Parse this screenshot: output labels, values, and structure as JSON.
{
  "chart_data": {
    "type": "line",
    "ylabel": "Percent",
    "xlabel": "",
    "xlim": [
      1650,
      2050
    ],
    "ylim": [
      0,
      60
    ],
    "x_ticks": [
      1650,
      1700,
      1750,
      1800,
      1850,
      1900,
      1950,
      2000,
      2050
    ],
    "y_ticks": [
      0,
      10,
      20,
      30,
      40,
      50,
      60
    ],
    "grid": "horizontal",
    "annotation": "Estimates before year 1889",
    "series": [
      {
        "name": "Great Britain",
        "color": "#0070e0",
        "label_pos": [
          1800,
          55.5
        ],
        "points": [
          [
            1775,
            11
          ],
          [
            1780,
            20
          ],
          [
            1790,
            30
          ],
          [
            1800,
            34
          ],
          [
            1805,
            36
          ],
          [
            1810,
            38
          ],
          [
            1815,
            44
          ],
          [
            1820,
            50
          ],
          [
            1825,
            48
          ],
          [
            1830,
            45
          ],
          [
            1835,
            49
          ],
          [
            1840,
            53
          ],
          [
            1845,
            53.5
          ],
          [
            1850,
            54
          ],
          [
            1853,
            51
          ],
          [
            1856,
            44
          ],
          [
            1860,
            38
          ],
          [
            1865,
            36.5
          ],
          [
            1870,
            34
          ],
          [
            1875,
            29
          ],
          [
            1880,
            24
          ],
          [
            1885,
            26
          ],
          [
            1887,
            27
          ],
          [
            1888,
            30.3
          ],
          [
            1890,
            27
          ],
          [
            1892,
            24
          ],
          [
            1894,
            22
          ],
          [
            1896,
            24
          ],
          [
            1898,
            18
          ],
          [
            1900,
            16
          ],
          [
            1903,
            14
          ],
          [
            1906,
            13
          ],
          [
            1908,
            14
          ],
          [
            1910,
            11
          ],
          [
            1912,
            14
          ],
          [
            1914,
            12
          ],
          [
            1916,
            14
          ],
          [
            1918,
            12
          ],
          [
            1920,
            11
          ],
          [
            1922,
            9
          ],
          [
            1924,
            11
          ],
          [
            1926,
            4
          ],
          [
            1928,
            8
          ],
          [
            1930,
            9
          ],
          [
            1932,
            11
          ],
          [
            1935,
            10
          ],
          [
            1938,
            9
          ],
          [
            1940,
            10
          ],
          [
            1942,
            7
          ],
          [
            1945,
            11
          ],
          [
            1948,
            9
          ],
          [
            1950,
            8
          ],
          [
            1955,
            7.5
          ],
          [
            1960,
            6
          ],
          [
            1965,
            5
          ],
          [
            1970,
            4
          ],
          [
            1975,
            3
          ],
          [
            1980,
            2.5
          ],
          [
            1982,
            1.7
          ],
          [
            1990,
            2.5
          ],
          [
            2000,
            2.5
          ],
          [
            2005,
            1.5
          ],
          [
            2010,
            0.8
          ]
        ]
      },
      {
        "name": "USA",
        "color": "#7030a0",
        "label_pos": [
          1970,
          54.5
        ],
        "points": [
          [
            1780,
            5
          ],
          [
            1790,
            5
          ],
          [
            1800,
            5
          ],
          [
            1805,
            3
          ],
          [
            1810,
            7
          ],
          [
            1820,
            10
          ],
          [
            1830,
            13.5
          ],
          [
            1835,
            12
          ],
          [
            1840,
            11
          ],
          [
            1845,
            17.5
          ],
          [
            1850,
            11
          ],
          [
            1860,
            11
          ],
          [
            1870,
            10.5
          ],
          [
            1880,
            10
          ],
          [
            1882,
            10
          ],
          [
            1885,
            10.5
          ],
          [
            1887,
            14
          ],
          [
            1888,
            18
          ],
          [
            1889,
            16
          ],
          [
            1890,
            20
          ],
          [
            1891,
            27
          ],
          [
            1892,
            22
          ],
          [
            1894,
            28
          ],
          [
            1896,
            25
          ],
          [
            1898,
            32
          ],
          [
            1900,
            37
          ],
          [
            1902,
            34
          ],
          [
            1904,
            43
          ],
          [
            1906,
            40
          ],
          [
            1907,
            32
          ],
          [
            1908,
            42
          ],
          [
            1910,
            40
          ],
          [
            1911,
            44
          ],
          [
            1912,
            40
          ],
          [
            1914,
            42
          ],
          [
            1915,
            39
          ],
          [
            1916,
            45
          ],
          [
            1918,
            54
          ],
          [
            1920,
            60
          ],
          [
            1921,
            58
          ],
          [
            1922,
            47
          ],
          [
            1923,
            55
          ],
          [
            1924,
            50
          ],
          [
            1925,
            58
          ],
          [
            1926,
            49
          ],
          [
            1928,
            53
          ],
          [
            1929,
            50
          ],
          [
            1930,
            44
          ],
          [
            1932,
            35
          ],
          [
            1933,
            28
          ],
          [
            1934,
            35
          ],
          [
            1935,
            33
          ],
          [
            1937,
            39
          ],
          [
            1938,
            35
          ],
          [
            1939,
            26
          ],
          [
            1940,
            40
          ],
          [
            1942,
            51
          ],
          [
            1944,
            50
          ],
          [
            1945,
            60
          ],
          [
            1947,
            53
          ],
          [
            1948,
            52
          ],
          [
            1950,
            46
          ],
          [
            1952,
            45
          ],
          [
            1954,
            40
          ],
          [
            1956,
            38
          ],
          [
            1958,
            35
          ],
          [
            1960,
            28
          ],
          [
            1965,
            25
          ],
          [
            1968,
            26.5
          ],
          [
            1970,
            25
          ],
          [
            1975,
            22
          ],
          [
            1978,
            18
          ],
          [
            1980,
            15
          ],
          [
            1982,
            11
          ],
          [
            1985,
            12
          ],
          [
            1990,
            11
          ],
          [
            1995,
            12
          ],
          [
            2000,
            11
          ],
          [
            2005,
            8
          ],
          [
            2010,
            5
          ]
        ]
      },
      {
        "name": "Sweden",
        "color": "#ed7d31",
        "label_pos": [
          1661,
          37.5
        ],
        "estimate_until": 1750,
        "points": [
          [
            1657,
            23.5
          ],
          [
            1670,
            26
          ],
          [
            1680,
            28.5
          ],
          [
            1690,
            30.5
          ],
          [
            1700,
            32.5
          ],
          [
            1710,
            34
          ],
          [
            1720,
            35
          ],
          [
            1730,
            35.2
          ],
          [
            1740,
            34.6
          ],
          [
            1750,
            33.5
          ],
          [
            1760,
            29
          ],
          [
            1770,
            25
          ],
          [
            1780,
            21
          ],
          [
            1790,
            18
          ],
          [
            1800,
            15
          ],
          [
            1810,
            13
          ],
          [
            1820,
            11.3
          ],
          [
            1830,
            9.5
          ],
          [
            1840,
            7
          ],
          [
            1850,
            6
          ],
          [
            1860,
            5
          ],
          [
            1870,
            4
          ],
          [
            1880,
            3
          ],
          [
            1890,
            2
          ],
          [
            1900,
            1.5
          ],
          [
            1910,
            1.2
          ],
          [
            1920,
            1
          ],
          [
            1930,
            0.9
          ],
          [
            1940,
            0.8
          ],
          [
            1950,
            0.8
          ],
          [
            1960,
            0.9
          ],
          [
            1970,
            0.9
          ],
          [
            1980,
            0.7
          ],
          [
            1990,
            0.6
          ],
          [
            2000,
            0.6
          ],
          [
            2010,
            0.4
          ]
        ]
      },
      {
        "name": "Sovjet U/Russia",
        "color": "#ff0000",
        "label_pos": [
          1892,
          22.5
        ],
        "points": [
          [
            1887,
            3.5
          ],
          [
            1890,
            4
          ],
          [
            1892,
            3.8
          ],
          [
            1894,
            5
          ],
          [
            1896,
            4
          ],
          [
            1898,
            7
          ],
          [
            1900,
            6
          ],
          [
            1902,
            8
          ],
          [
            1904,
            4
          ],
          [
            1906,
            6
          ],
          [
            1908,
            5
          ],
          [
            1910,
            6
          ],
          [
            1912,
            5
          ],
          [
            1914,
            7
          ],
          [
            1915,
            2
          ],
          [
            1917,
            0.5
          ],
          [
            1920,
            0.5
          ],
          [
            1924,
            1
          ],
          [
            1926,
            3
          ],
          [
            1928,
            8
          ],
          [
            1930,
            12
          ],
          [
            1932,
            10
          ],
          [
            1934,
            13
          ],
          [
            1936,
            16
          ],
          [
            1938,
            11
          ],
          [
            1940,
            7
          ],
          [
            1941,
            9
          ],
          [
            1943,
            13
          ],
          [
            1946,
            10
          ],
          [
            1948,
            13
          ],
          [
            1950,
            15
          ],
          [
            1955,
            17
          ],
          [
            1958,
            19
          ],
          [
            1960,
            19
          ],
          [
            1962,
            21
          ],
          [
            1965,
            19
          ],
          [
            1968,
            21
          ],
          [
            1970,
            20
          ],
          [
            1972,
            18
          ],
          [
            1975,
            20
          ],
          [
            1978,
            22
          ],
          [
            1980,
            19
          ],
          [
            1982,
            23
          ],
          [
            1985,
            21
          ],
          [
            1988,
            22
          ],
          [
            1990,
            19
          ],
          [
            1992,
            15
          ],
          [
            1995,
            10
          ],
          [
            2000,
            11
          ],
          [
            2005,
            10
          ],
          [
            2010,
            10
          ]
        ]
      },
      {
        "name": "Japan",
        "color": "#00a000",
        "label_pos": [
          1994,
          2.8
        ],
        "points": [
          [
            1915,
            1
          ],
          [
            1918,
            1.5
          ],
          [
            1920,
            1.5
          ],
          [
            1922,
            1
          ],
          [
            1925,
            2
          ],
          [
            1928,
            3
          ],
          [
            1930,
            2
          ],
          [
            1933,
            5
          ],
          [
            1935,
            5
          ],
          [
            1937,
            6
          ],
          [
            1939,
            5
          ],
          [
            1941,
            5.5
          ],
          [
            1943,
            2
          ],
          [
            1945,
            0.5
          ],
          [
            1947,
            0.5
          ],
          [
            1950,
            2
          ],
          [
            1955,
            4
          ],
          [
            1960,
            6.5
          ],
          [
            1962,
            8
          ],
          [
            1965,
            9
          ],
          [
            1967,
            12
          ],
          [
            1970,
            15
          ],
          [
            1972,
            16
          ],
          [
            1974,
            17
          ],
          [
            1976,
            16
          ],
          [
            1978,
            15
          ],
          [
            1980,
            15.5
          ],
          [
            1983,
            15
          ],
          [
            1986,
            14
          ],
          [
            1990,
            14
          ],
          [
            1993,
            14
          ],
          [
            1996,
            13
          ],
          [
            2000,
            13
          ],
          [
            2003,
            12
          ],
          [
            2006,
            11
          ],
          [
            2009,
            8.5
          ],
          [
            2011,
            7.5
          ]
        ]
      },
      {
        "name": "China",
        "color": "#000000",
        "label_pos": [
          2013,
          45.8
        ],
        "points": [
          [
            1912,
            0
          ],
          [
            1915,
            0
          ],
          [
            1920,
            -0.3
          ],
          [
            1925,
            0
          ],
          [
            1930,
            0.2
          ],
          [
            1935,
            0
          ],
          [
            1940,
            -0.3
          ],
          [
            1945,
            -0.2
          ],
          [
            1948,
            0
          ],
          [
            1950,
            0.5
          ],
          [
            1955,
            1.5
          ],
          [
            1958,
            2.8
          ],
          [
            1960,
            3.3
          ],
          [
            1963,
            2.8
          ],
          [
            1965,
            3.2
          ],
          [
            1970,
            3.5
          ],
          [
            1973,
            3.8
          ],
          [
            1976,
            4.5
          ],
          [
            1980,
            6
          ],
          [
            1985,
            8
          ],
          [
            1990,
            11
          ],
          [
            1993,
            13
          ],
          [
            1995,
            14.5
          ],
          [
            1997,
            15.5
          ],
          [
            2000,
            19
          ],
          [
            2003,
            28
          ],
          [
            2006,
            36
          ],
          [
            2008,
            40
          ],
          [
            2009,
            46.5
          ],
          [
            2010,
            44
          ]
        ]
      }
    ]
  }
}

EXERCISE GOAL »
Find every line with "color" in the listing and state how many there are, nothing else.

CORRECT OUTPUT »
6